- **Written exercise**
Reproduce the material in full, exactly as written.

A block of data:

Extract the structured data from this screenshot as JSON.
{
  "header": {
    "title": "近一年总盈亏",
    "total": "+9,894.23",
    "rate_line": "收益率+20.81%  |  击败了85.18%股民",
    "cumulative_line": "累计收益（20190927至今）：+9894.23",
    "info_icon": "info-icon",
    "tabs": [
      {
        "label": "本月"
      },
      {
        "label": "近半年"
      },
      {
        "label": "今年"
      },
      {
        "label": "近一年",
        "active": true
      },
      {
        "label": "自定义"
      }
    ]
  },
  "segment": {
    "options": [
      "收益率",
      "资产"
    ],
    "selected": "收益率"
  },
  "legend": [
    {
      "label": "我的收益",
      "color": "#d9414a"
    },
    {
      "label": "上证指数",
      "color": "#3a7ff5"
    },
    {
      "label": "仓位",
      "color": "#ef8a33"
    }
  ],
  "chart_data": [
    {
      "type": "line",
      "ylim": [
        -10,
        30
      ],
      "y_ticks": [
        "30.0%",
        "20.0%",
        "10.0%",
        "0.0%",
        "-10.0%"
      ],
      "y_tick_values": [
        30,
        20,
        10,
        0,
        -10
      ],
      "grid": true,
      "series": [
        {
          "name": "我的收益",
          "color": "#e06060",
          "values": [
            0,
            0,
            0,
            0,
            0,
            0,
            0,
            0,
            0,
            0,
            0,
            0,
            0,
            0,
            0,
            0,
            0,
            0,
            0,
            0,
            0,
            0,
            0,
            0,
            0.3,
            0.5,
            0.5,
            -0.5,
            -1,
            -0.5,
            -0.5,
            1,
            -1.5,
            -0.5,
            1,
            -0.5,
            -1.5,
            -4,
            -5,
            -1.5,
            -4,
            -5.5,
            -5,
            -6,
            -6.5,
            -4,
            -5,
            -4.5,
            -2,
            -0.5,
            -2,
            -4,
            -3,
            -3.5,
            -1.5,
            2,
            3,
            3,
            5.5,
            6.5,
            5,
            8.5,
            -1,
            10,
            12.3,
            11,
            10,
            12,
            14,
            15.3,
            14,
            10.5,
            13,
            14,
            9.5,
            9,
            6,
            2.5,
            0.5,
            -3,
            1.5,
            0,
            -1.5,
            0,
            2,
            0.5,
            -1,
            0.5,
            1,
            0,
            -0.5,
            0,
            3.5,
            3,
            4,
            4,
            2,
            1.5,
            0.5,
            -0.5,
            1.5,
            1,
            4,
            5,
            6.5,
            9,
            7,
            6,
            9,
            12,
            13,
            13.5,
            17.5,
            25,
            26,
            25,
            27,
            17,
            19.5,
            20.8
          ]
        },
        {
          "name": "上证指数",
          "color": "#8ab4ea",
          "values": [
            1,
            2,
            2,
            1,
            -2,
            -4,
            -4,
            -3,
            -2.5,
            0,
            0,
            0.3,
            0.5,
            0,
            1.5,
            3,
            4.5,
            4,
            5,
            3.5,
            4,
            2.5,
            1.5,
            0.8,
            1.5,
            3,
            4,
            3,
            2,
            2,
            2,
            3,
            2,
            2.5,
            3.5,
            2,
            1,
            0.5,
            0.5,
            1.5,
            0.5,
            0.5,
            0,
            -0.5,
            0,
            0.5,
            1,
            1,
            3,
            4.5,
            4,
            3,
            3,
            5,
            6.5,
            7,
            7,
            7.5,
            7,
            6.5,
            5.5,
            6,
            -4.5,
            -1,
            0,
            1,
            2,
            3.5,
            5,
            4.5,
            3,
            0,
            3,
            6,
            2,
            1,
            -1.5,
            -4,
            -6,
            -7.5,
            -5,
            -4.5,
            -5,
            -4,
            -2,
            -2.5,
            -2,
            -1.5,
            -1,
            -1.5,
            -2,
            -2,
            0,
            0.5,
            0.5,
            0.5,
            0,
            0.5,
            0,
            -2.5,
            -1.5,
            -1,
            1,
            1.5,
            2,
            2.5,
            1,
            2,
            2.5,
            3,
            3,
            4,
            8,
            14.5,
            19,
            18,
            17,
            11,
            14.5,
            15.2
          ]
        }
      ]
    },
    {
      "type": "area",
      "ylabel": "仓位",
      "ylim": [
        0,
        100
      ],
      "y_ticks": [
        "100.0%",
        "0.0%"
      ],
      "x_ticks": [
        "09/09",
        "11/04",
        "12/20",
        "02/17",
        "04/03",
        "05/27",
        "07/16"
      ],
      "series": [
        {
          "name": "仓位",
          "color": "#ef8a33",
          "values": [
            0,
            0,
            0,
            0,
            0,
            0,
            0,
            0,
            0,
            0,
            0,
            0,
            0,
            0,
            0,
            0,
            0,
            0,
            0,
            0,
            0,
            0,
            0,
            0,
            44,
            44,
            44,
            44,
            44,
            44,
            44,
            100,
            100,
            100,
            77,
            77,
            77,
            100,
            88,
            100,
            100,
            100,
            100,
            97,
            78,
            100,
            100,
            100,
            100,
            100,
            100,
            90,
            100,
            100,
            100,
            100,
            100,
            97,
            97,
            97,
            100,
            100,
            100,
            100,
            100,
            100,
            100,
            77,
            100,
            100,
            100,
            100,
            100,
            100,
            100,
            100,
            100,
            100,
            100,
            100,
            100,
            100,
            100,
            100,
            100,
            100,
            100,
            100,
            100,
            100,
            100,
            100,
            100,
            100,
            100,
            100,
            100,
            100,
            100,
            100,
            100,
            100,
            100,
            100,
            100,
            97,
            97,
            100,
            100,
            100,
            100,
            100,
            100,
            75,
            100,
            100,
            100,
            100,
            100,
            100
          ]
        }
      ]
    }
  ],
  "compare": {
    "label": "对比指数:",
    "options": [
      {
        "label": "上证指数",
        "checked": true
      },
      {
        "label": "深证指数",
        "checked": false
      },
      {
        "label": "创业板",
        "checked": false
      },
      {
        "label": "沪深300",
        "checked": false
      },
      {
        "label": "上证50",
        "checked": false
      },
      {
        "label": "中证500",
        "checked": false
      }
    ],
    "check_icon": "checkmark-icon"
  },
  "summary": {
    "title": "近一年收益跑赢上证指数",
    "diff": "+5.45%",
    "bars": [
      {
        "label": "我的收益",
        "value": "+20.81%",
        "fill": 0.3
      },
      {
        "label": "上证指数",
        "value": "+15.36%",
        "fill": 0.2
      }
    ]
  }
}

- **Solved exercise**
Extract the structured data from this screenshot as JSON.
{
  "header": {
    "title": "近一年总盈亏",
    "total": "+9,894.23",
    "rate_line": "收益率+20.81%  |  击败了85.18%股民",
    "cumulative_line": "累计收益（20190927至今）：+9894.23",
    "info_icon": "info-icon",
    "tabs": [
      {
        "label": "本月"
      },
      {
        "label": "近半年"
      },
      {
        "label": "今年"
      },
      {
        "label": "近一年",
        "active": true
      },
      {
        "label": "自定义"
      }
    ]
  },
  "segment": {
    "options": [
      "收益率",
      "资产"
    ],
    "selected": "收益率"
  },
  "legend": [
    {
      "label": "我的收益",
      "color": "#d9414a"
    },
    {
      "label": "上证指数",
      "color": "#3a7ff5"
    },
    {
      "label": "仓位",
      "color": "#ef8a33"
    }
  ],
  "chart_data": [
    {
      "type": "line",
      "ylim": [
        -10,
        30
      ],
      "y_ticks": [
        "30.0%",
        "20.0%",
        "10.0%",
        "0.0%",
        "-10.0%"
      ],
      "y_tick_values": [
        30,
        20,
        10,
        0,
        -10
      ],
      "grid": true,
      "series": [
        {
          "name": "我的收益",
          "color": "#e06060",
          "values": [
            0,
            0,
            0,
            0,
            0,
            0,
            0,
            0,
            0,
            0,
            0,
            0,
            0,
            0,
            0,
            0,
            0,
            0,
            0,
            0,
            0,
            0,
            0,
            0,
            0.3,
            0.5,
            0.5,
            -0.5,
            -1,
            -0.5,
            -0.5,
            1,
            -1.5,
            -0.5,
            1,
            -0.5,
            -1.5,
            -4,
            -5,
            -1.5,
            -4,
            -5.5,
            -5,
            -6,
            -6.5,
            -4,
            -5,
            -4.5,
            -2,
            -0.5,
            -2,
            -4,
            -3,
            -3.5,
            -1.5,
            2,
            3,
            3,
            5.5,
            6.5,
            5,
            8.5,
            -1,
            10,
            12.3,
            11,
            10,
            12,
            14,
            15.3,
            14,
            10.5,
            13,
            14,
            9.5,
            9,
            6,
            2.5,
            0.5,
            -3,
            1.5,
            0,
            -1.5,
            0,
            2,
            0.5,
            -1,
            0.5,
            1,
            0,
            -0.5,
            0,
            3.5,
            3,
            4,
            4,
            2,
            1.5,
            0.5,
            -0.5,
            1.5,
            1,
            4,
            5,
            6.5,
            9,
            7,
            6,
            9,
            12,
            13,
            13.5,
            17.5,
            25,
            26,
            25,
            27,
            17,
            19.5,
            20.8
          ]
        },
        {
          "name": "上证指数",
          "color": "#8ab4ea",
          "values": [
            1,
            2,
            2,
            1,
            -2,
            -4,
            -4,
            -3,
            -2.5,
            0,
            0,
            0.3,
            0.5,
            0,
            1.5,
            3,
            4.5,
            4,
            5,
            3.5,
            4,
            2.5,
            1.5,
            0.8,
            1.5,
            3,
            4,
            3,
            2,
            2,
            2,
            3,
            2,
            2.5,
            3.5,
            2,
            1,
            0.5,
            0.5,
            1.5,
            0.5,
            0.5,
            0,
            -0.5,
            0,
            0.5,
            1,
            1,
            3,
            4.5,
            4,
            3,
            3,
            5,
            6.5,
            7,
            7,
            7.5,
            7,
            6.5,
            5.5,
            6,
            -4.5,
            -1,
            0,
            1,
            2,
            3.5,
            5,
            4.5,
            3,
            0,
            3,
            6,
            2,
            1,
            -1.5,
            -4,
            -6,
            -7.5,
            -5,
            -4.5,
            -5,
            -4,
            -2,
            -2.5,
            -2,
            -1.5,
            -1,
            -1.5,
            -2,
            -2,
            0,
            0.5,
            0.5,
            0.5,
            0,
            0.5,
            0,
            -2.5,
            -1.5,
            -1,
            1,
            1.5,
            2,
            2.5,
            1,
            2,
            2.5,
            3,
            3,
            4,
            8,
            14.5,
            19,
            18,
            17,
            11,
            14.5,
            15.2
          ]
        }
      ]
    },
    {
      "type": "area",
      "ylabel": "仓位",
      "ylim": [
        0,
        100
      ],
      "y_ticks": [
        "100.0%",
        "0.0%"
      ],
      "x_ticks": [
        "09/09",
        "11/04",
        "12/20",
        "02/17",
        "04/03",
        "05/27",
        "07/16"
      ],
      "series": [
        {
          "name": "仓位",
          "color": "#ef8a33",
          "values": [
            0,
            0,
            0,
            0,
            0,
            0,
            0,
            0,
            0,
            0,
            0,
            0,
            0,
            0,
            0,
            0,
            0,
            0,
            0,
            0,
            0,
            0,
            0,
            0,
            44,
            44,
            44,
            44,
            44,
            44,
            44,
            100,
            100,
            100,
            77,
            77,
            77,
            100,
            88,
            100,
            100,
            100,
            100,
            97,
            78,
            100,
            100,
            100,
            100,
            100,
            100,
            90,
            100,
            100,
            100,
            100,
            100,
            97,
            97,
            97,
            100,
            100,
            100,
            100,
            100,
            100,
            100,
            77,
            100,
            100,
            100,
            100,
            100,
            100,
            100,
            100,
            100,
            100,
            100,
            100,
            100,
            100,
            100,
            100,
            100,
            100,
            100,
            100,
            100,
            100,
            100,
            100,
            100,
            100,
            100,
            100,
            100,
            100,
            100,
            100,
            100,
            100,
            100,
            100,
            100,
            97,
            97,
            100,
            100,
            100,
            100,
            100,
            100,
            75,
            100,
            100,
            100,
            100,
            100,
            100
          ]
        }
      ]
    }
  ],
  "compare": {
    "label": "对比指数:",
    "options": [
      {
        "label": "上证指数",
        "checked": true
      },
      {
        "label": "深证指数",
        "checked": false
      },
      {
        "label": "创业板",
        "checked": false
      },
      {
        "label": "沪深300",
        "checked": false
      },
      {
        "label": "上证50",
        "checked": false
      },
      {
        "label": "中证500",
        "checked": false
      }
    ],
    "check_icon": "checkmark-icon"
  },
  "summary": {
    "title": "近一年收益跑赢上证指数",
    "diff": "+5.45%",
    "bars": [
      {
        "label": "我的收益",
        "value": "+20.81%",
        "fill": 0.3
      },
      {
        "label": "上证指数",
        "value": "+15.36%",
        "fill": 0.2
      }
    ]
  }
}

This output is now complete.